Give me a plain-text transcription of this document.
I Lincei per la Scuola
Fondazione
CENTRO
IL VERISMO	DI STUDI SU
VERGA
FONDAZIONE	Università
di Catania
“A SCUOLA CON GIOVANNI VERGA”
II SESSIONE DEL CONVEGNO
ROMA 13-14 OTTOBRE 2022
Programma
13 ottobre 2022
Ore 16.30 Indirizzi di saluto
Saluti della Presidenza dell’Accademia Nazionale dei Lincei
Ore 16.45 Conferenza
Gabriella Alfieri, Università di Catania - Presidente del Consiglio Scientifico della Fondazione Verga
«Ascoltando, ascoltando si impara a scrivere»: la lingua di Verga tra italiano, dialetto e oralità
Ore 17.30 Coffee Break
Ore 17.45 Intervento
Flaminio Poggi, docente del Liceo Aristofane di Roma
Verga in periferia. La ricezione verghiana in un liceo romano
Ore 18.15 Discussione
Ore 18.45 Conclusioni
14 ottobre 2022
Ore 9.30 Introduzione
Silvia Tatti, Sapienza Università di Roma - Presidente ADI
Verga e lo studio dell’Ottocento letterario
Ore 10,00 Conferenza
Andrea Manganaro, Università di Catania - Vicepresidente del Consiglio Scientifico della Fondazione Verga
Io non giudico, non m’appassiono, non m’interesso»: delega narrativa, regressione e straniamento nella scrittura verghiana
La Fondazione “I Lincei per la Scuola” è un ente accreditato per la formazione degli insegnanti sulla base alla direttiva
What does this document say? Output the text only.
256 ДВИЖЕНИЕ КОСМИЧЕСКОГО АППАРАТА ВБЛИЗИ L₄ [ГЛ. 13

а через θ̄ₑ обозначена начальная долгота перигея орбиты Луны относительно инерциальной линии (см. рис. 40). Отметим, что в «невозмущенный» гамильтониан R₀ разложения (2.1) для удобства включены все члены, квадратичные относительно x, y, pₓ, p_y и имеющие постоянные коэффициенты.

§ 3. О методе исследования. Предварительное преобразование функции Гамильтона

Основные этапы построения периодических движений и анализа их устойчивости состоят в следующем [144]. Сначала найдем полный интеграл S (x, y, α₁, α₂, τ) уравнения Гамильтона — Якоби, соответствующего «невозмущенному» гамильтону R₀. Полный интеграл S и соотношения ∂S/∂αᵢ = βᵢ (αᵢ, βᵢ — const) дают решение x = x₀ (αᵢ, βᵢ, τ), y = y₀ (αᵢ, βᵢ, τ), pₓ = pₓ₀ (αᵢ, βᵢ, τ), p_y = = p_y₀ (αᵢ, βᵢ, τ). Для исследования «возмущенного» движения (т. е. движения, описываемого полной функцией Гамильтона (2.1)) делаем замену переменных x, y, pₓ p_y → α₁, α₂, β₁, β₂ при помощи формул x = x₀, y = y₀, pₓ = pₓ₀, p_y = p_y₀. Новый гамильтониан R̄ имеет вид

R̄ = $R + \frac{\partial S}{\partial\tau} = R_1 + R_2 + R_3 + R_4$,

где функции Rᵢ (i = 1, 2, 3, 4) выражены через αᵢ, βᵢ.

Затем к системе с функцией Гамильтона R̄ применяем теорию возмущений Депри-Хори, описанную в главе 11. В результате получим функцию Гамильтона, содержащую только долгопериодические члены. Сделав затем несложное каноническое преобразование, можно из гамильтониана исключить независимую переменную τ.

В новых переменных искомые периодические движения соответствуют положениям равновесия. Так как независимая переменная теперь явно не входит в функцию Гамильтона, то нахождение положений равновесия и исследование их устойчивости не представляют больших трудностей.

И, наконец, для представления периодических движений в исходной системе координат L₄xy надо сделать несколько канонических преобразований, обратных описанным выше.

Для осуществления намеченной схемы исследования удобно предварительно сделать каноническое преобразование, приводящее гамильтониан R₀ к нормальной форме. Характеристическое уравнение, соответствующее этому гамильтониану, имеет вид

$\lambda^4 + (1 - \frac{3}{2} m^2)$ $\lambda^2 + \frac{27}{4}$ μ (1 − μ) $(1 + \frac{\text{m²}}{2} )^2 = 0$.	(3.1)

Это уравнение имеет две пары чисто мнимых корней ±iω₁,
····················
▶ Given instruction: Return the material in full, exactly as shown.

▶ Answer in full:
Give me a plain-text transcription of this document.
I Lincei per la Scuola
Fondazione
CENTRO
IL VERISMO	DI STUDI SU
VERGA
FONDAZIONE	Università
di Catania
“A SCUOLA CON GIOVANNI VERGA”
II SESSIONE DEL CONVEGNO
ROMA 13-14 OTTOBRE 2022
Programma
13 ottobre 2022
Ore 16.30 Indirizzi di saluto
Saluti della Presidenza dell’Accademia Nazionale dei Lincei
Ore 16.45 Conferenza
Gabriella Alfieri, Università di Catania - Presidente del Consiglio Scientifico della Fondazione Verga
«Ascoltando, ascoltando si impara a scrivere»: la lingua di Verga tra italiano, dialetto e oralità
Ore 17.30 Coffee Break
Ore 17.45 Intervento
Flaminio Poggi, docente del Liceo Aristofane di Roma
Verga in periferia. La ricezione verghiana in un liceo romano
Ore 18.15 Discussione
Ore 18.45 Conclusioni
14 ottobre 2022
Ore 9.30 Introduzione
Silvia Tatti, Sapienza Università di Roma - Presidente ADI
Verga e lo studio dell’Ottocento letterario
Ore 10,00 Conferenza
Andrea Manganaro, Università di Catania - Vicepresidente del Consiglio Scientifico della Fondazione Verga
Io non giudico, non m’appassiono, non m’interesso»: delega narrativa, regressione e straniamento nella scrittura verghiana
La Fondazione “I Lincei per la Scuola” è un ente accreditato per la formazione degli insegnanti sulla base alla direttiva
What does this document say? Output the text only.
256 ДВИЖЕНИЕ КОСМИЧЕСКОГО АППАРАТА ВБЛИЗИ L₄ [ГЛ. 13

а через θ̄ₑ обозначена начальная долгота перигея орбиты Луны относительно инерциальной линии (см. рис. 40). Отметим, что в «невозмущенный» гамильтониан R₀ разложения (2.1) для удобства включены все члены, квадратичные относительно x, y, pₓ, p_y и имеющие постоянные коэффициенты.

§ 3. О методе исследования. Предварительное преобразование функции Гамильтона

Основные этапы построения периодических движений и анализа их устойчивости состоят в следующем [144]. Сначала найдем полный интеграл S (x, y, α₁, α₂, τ) уравнения Гамильтона — Якоби, соответствующего «невозмущенному» гамильтону R₀. Полный интеграл S и соотношения ∂S/∂αᵢ = βᵢ (αᵢ, βᵢ — const) дают решение x = x₀ (αᵢ, βᵢ, τ), y = y₀ (αᵢ, βᵢ, τ), pₓ = pₓ₀ (αᵢ, βᵢ, τ), p_y = = p_y₀ (αᵢ, βᵢ, τ). Для исследования «возмущенного» движения (т. е. движения, описываемого полной функцией Гамильтона (2.1)) делаем замену переменных x, y, pₓ p_y → α₁, α₂, β₁, β₂ при помощи формул x = x₀, y = y₀, pₓ = pₓ₀, p_y = p_y₀. Новый гамильтониан R̄ имеет вид

R̄ = $R + \frac{\partial S}{\partial\tau} = R_1 + R_2 + R_3 + R_4$,

где функции Rᵢ (i = 1, 2, 3, 4) выражены через αᵢ, βᵢ.

Затем к системе с функцией Гамильтона R̄ применяем теорию возмущений Депри-Хори, описанную в главе 11. В результате получим функцию Гамильтона, содержащую только долгопериодические члены. Сделав затем несложное каноническое преобразование, можно из гамильтониана исключить независимую переменную τ.

В новых переменных искомые периодические движения соответствуют положениям равновесия. Так как независимая переменная теперь явно не входит в функцию Гамильтона, то нахождение положений равновесия и исследование их устойчивости не представляют больших трудностей.

И, наконец, для представления периодических движений в исходной системе координат L₄xy надо сделать несколько канонических преобразований, обратных описанным выше.

Для осуществления намеченной схемы исследования удобно предварительно сделать каноническое преобразование, приводящее гамильтониан R₀ к нормальной форме. Характеристическое уравнение, соответствующее этому гамильтониану, имеет вид

$\lambda^4 + (1 - \frac{3}{2} m^2)$ $\lambda^2 + \frac{27}{4}$ μ (1 − μ) $(1 + \frac{\text{m²}}{2} )^2 = 0$.	(3.1)

Это уравнение имеет две пары чисто мнимых корней ±iω₁,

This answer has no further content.